-- Begin Data supplied --

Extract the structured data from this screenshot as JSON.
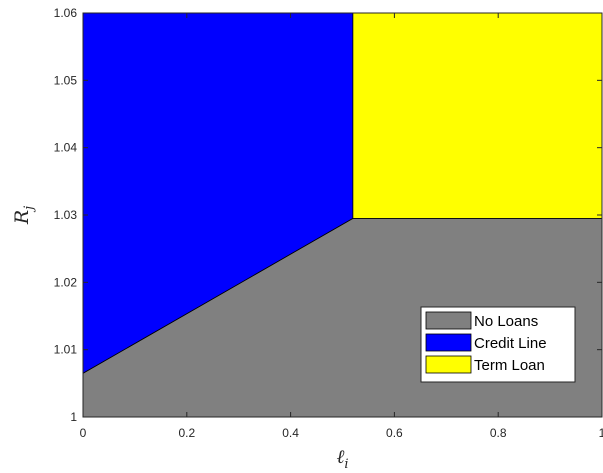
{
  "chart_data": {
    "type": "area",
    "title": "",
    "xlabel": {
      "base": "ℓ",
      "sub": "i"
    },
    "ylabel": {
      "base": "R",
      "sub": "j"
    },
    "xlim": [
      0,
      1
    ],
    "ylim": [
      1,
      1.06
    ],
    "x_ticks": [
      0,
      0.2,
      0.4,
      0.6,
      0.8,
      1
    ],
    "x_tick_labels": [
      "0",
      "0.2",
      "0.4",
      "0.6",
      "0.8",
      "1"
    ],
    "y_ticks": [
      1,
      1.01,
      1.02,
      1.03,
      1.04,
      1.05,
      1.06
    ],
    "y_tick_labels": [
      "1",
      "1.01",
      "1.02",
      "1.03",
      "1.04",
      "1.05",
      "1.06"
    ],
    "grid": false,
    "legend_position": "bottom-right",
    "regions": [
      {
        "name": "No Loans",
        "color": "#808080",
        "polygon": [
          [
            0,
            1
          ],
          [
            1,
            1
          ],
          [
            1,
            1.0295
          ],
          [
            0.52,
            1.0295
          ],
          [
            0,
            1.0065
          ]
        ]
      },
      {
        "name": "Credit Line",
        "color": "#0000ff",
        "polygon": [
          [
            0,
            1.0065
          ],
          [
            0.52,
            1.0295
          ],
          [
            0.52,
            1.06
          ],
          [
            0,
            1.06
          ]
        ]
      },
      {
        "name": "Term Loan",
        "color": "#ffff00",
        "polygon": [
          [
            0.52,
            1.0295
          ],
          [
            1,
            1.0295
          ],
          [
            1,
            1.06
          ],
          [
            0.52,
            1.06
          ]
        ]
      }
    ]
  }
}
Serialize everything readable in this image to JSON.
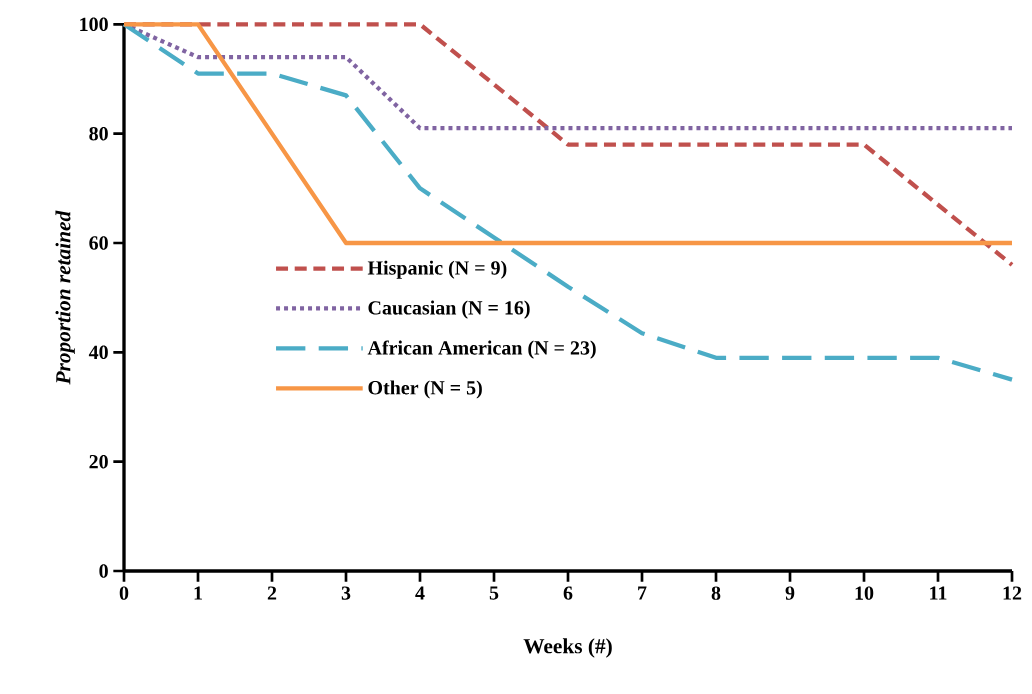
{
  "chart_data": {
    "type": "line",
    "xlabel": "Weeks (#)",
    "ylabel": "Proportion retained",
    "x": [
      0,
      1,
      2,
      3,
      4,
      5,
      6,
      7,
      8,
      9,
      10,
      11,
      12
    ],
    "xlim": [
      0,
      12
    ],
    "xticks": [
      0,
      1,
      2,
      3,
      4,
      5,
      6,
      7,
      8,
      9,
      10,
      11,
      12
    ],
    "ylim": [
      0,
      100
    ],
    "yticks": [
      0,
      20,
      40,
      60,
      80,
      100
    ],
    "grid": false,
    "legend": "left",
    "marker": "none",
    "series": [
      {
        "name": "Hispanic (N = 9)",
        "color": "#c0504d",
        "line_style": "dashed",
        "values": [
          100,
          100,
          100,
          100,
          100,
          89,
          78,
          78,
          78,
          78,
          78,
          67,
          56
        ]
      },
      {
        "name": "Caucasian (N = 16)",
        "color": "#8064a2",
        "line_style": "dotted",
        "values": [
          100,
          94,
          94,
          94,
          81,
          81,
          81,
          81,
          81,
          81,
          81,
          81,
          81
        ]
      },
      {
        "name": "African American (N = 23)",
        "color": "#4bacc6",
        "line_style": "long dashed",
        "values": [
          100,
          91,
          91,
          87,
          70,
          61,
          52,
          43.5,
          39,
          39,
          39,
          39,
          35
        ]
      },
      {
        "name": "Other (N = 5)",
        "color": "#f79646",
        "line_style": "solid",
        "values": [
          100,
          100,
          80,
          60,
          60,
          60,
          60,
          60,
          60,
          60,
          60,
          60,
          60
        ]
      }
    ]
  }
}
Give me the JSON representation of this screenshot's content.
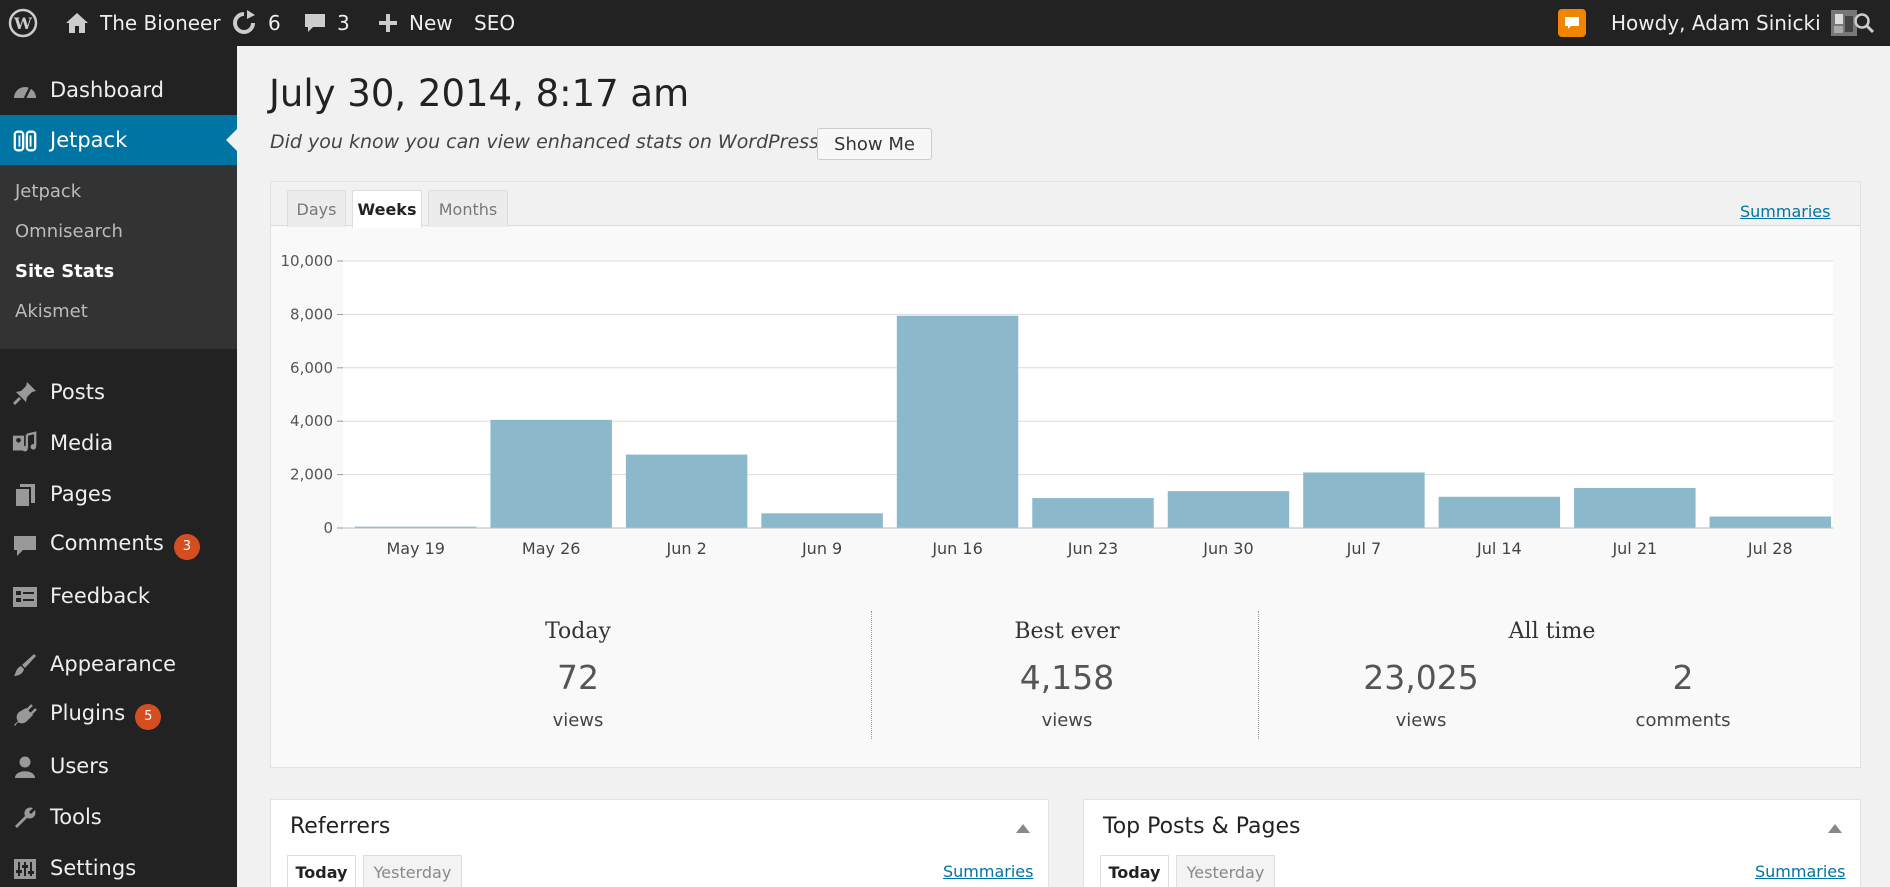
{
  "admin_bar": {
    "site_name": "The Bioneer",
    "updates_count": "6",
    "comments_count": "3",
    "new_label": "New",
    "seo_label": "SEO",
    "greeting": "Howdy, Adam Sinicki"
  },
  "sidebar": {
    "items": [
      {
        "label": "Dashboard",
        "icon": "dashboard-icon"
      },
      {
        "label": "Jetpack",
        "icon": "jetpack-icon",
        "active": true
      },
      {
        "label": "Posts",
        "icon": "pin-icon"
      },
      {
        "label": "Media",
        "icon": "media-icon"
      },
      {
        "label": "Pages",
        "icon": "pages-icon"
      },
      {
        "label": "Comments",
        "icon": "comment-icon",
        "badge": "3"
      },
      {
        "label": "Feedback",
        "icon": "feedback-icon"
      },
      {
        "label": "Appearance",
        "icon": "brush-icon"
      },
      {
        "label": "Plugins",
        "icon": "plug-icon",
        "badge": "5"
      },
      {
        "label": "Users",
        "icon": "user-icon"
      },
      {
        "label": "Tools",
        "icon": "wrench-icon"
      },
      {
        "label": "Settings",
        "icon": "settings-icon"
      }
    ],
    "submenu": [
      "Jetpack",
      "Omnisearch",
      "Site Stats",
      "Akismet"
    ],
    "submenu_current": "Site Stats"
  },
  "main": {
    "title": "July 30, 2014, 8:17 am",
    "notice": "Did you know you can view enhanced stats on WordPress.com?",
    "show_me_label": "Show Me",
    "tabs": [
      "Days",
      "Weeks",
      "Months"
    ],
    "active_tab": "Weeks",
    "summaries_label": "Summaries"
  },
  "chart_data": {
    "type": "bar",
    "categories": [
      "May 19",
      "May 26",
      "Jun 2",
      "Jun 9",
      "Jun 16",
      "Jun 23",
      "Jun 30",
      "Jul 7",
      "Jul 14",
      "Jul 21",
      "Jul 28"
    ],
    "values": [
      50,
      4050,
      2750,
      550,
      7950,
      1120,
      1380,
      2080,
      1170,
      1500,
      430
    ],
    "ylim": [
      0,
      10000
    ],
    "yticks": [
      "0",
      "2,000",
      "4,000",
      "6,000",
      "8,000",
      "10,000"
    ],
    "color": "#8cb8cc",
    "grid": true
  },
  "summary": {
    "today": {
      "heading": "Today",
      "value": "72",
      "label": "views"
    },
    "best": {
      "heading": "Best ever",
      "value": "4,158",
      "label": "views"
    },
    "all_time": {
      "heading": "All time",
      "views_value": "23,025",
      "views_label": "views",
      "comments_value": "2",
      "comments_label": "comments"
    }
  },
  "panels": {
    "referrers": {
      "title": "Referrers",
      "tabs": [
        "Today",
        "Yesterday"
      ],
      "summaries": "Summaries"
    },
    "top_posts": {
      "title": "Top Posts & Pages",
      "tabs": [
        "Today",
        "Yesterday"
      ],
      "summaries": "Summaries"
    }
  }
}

-- End Data supplied --

Exercise directions
Using the material above, gather every line that includes "screenshot".

Reply to the task
Extract the structured data from this screenshot as JSON.
Give me the JSON representation of this screenshot's content.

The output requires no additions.